◆ Challenge
Write out each line word for word. Drop pictures.

[Items from a data source]
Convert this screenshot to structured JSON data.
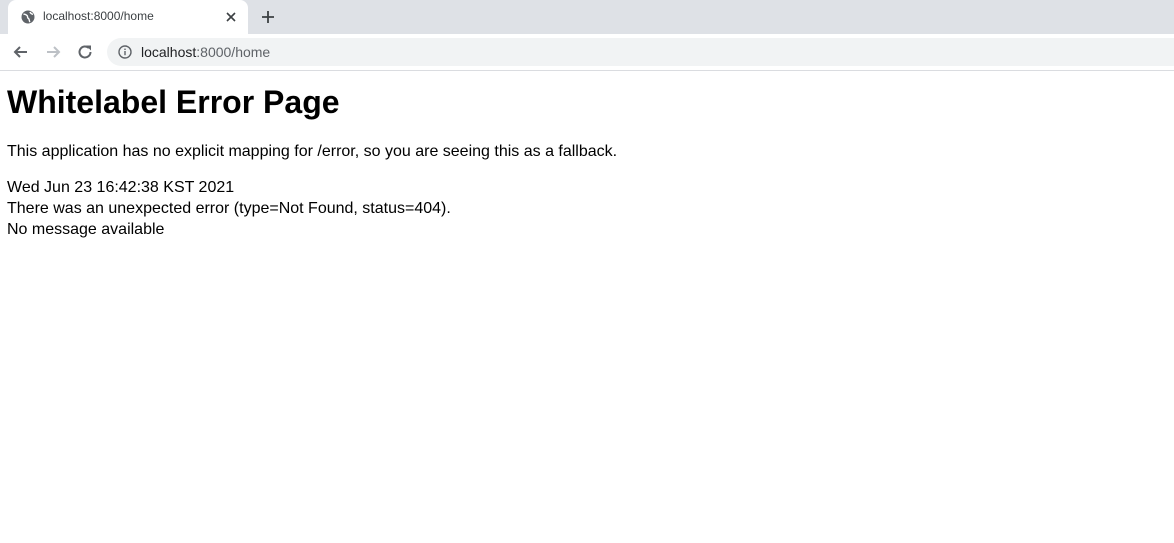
{
  "browser": {
    "tab": {
      "title": "localhost:8000/home"
    },
    "address_bar": {
      "host": "localhost",
      "path": ":8000/home"
    }
  },
  "page": {
    "heading": "Whitelabel Error Page",
    "explanation": "This application has no explicit mapping for /error, so you are seeing this as a fallback.",
    "timestamp": "Wed Jun 23 16:42:38 KST 2021",
    "error_line": "There was an unexpected error (type=Not Found, status=404).",
    "message": "No message available"
  }
}
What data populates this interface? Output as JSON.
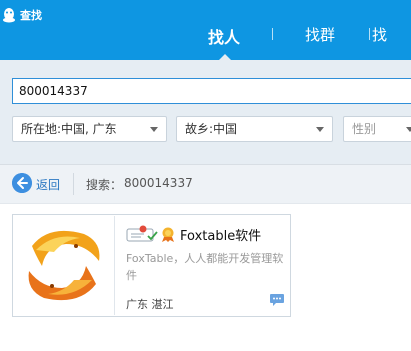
{
  "header": {
    "title": "查找",
    "tabs": [
      {
        "label": "找人",
        "active": true
      },
      {
        "label": "找群",
        "active": false
      },
      {
        "label": "找",
        "active": false
      }
    ]
  },
  "search": {
    "query": "800014337",
    "location_select": "所在地:中国, 广东",
    "hometown_select": "故乡:中国",
    "gender_select": "性别"
  },
  "toolbar": {
    "back_label": "返回",
    "summary_label": "搜索：",
    "summary_value": "800014337"
  },
  "results": [
    {
      "name": "Foxtable软件",
      "description": "FoxTable，人人都能开发管理软件",
      "location": "广东  湛江"
    }
  ],
  "colors": {
    "header": "#0e96e2",
    "search_bg": "#e6edf3",
    "link": "#2b78c2"
  }
}
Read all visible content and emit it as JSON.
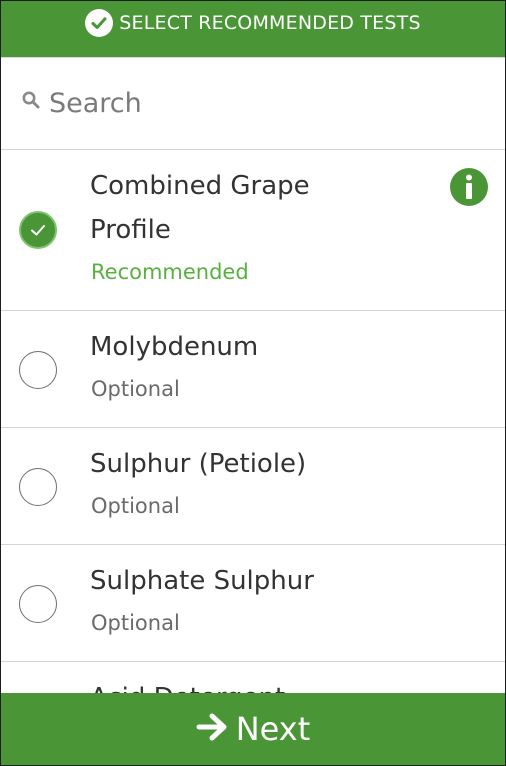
{
  "header": {
    "title": "SELECT RECOMMENDED TESTS",
    "icon": "check-circle-icon"
  },
  "search": {
    "placeholder": "Search",
    "icon": "search-icon"
  },
  "tests": [
    {
      "name_line1": "Combined Grape",
      "name_line2": "Profile",
      "status": "Recommended",
      "selected": true,
      "info_icon": "info-icon"
    },
    {
      "name": "Molybdenum",
      "status": "Optional",
      "selected": false
    },
    {
      "name": "Sulphur (Petiole)",
      "status": "Optional",
      "selected": false
    },
    {
      "name": "Sulphate Sulphur",
      "status": "Optional",
      "selected": false
    },
    {
      "name": "Acid Detergent",
      "status": "",
      "selected": false
    }
  ],
  "footer": {
    "next_label": "Next",
    "icon": "arrow-right-icon"
  },
  "colors": {
    "brand_green": "#4a9637",
    "recommended_green": "#58b041"
  }
}
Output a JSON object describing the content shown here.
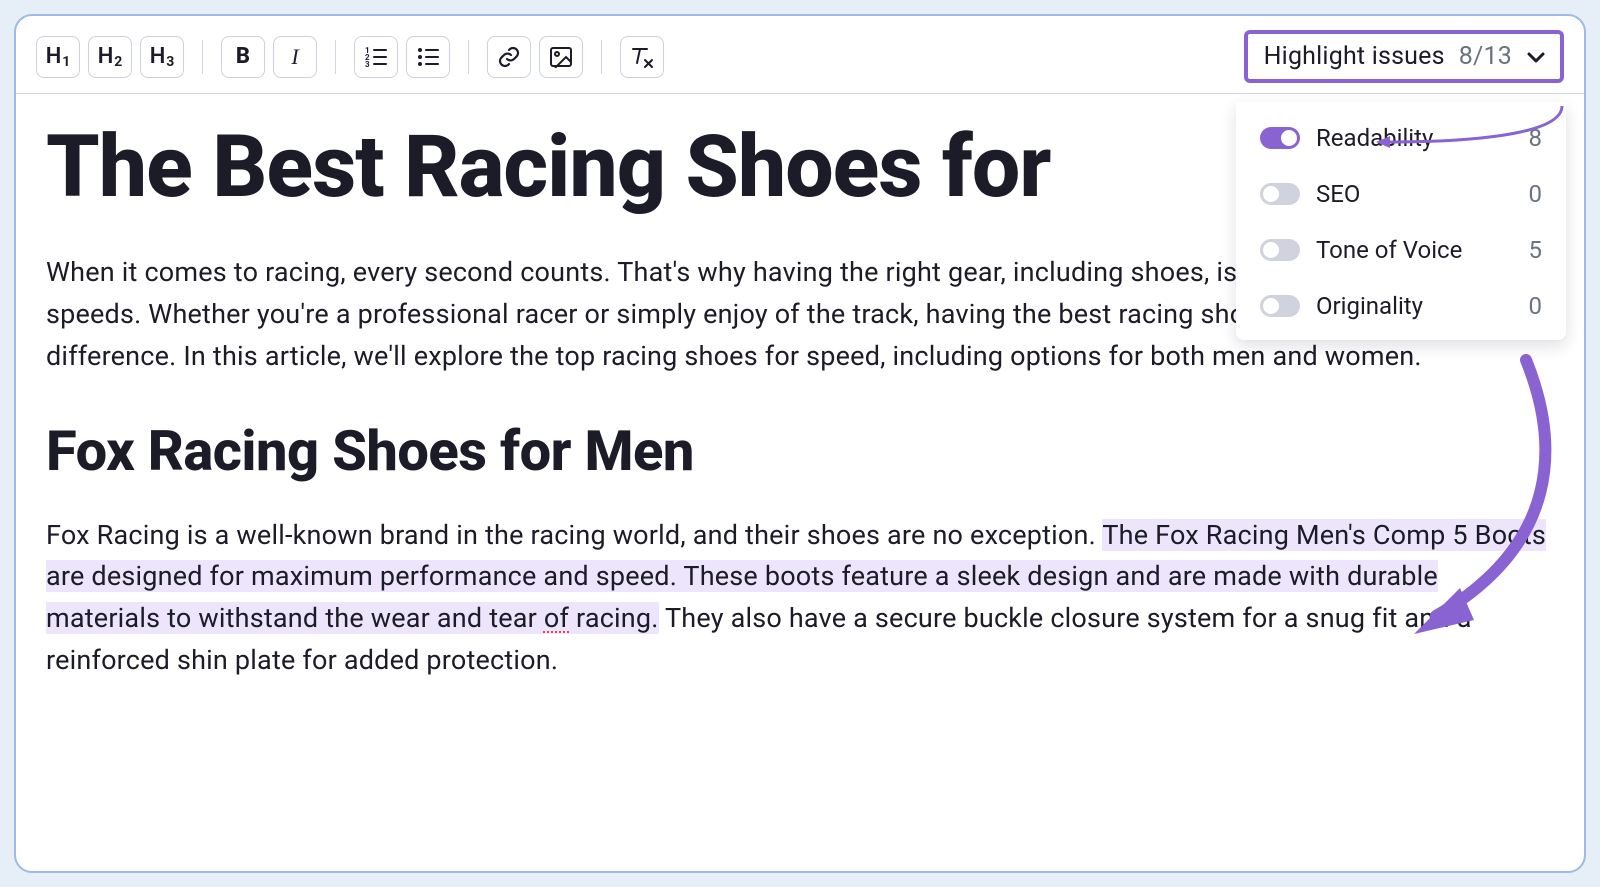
{
  "toolbar": {
    "h1": "H",
    "h1_sub": "1",
    "h2": "H",
    "h2_sub": "2",
    "h3": "H",
    "h3_sub": "3",
    "bold": "B",
    "italic": "I"
  },
  "highlight_issues": {
    "label": "Highlight issues",
    "count": "8/13",
    "options": [
      {
        "name": "Readability",
        "enabled": true,
        "value": 8
      },
      {
        "name": "SEO",
        "enabled": false,
        "value": 0
      },
      {
        "name": "Tone of Voice",
        "enabled": false,
        "value": 5
      },
      {
        "name": "Originality",
        "enabled": false,
        "value": 0
      }
    ]
  },
  "document": {
    "title": "The Best Racing Shoes for",
    "intro_text": "When it comes to racing, every second counts. That's why having the right gear, including shoes, is crucial for achieving top speeds. Whether you're a professional racer or simply enjoy of the track, having the best racing shoes can make all the difference. In this article, we'll explore the top racing shoes for speed, including options for both men and women.",
    "section1_heading": "Fox Racing Shoes for Men",
    "section1_pre": "Fox Racing is a well-known brand in the racing world, and their shoes are no exception. ",
    "section1_hl": "The Fox Racing Men's Comp 5 Boots are designed for maximum performance and speed. These boots feature a sleek design and are made with durable materials to withstand the wear and tear ",
    "section1_spell": "of",
    "section1_hl_tail": " racing.",
    "section1_post": " They also have a secure buckle closure system for a snug fit and a reinforced shin plate for added protection."
  },
  "colors": {
    "accent": "#8a63d2",
    "highlight": "#ece5fc"
  }
}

◆ Correct answer
Convert this screenshot to structured JSON data.
{
  "browser": {
    "tab": {
      "title": "localhost:8000/home"
    },
    "address_bar": {
      "host": "localhost",
      "path": ":8000/home"
    }
  },
  "page": {
    "heading": "Whitelabel Error Page",
    "explanation": "This application has no explicit mapping for /error, so you are seeing this as a fallback.",
    "timestamp": "Wed Jun 23 16:42:38 KST 2021",
    "error_line": "There was an unexpected error (type=Not Found, status=404).",
    "message": "No message available"
  }
}
What data populates this interface? Output as JSON.
{
  "header": {
    "title": "查找",
    "tabs": [
      {
        "label": "找人",
        "active": true
      },
      {
        "label": "找群",
        "active": false
      },
      {
        "label": "找",
        "active": false
      }
    ]
  },
  "search": {
    "query": "800014337",
    "location_select": "所在地:中国, 广东",
    "hometown_select": "故乡:中国",
    "gender_select": "性别"
  },
  "toolbar": {
    "back_label": "返回",
    "summary_label": "搜索：",
    "summary_value": "800014337"
  },
  "results": [
    {
      "name": "Foxtable软件",
      "description": "FoxTable，人人都能开发管理软件",
      "location": "广东  湛江"
    }
  ],
  "colors": {
    "header": "#0e96e2",
    "search_bg": "#e6edf3",
    "link": "#2b78c2"
  }
}
Read all visible content and emit it as JSON.
{
  "header": {
    "title": "SELECT RECOMMENDED TESTS",
    "icon": "check-circle-icon"
  },
  "search": {
    "placeholder": "Search",
    "icon": "search-icon"
  },
  "tests": [
    {
      "name_line1": "Combined Grape",
      "name_line2": "Profile",
      "status": "Recommended",
      "selected": true,
      "info_icon": "info-icon"
    },
    {
      "name": "Molybdenum",
      "status": "Optional",
      "selected": false
    },
    {
      "name": "Sulphur (Petiole)",
      "status": "Optional",
      "selected": false
    },
    {
      "name": "Sulphate Sulphur",
      "status": "Optional",
      "selected": false
    },
    {
      "name": "Acid Detergent",
      "status": "",
      "selected": false
    }
  ],
  "footer": {
    "next_label": "Next",
    "icon": "arrow-right-icon"
  },
  "colors": {
    "brand_green": "#4a9637",
    "recommended_green": "#58b041"
  }
}
Output a JSON object describing the content shown here.
{
  "toolbar": {
    "h1": "H",
    "h1_sub": "1",
    "h2": "H",
    "h2_sub": "2",
    "h3": "H",
    "h3_sub": "3",
    "bold": "B",
    "italic": "I"
  },
  "highlight_issues": {
    "label": "Highlight issues",
    "count": "8/13",
    "options": [
      {
        "name": "Readability",
        "enabled": true,
        "value": 8
      },
      {
        "name": "SEO",
        "enabled": false,
        "value": 0
      },
      {
        "name": "Tone of Voice",
        "enabled": false,
        "value": 5
      },
      {
        "name": "Originality",
        "enabled": false,
        "value": 0
      }
    ]
  },
  "document": {
    "title": "The Best Racing Shoes for",
    "intro_text": "When it comes to racing, every second counts. That's why having the right gear, including shoes, is crucial for achieving top speeds. Whether you're a professional racer or simply enjoy of the track, having the best racing shoes can make all the difference. In this article, we'll explore the top racing shoes for speed, including options for both men and women.",
    "section1_heading": "Fox Racing Shoes for Men",
    "section1_pre": "Fox Racing is a well-known brand in the racing world, and their shoes are no exception. ",
    "section1_hl": "The Fox Racing Men's Comp 5 Boots are designed for maximum performance and speed. These boots feature a sleek design and are made with durable materials to withstand the wear and tear ",
    "section1_spell": "of",
    "section1_hl_tail": " racing.",
    "section1_post": " They also have a secure buckle closure system for a snug fit and a reinforced shin plate for added protection."
  },
  "colors": {
    "accent": "#8a63d2",
    "highlight": "#ece5fc"
  }
}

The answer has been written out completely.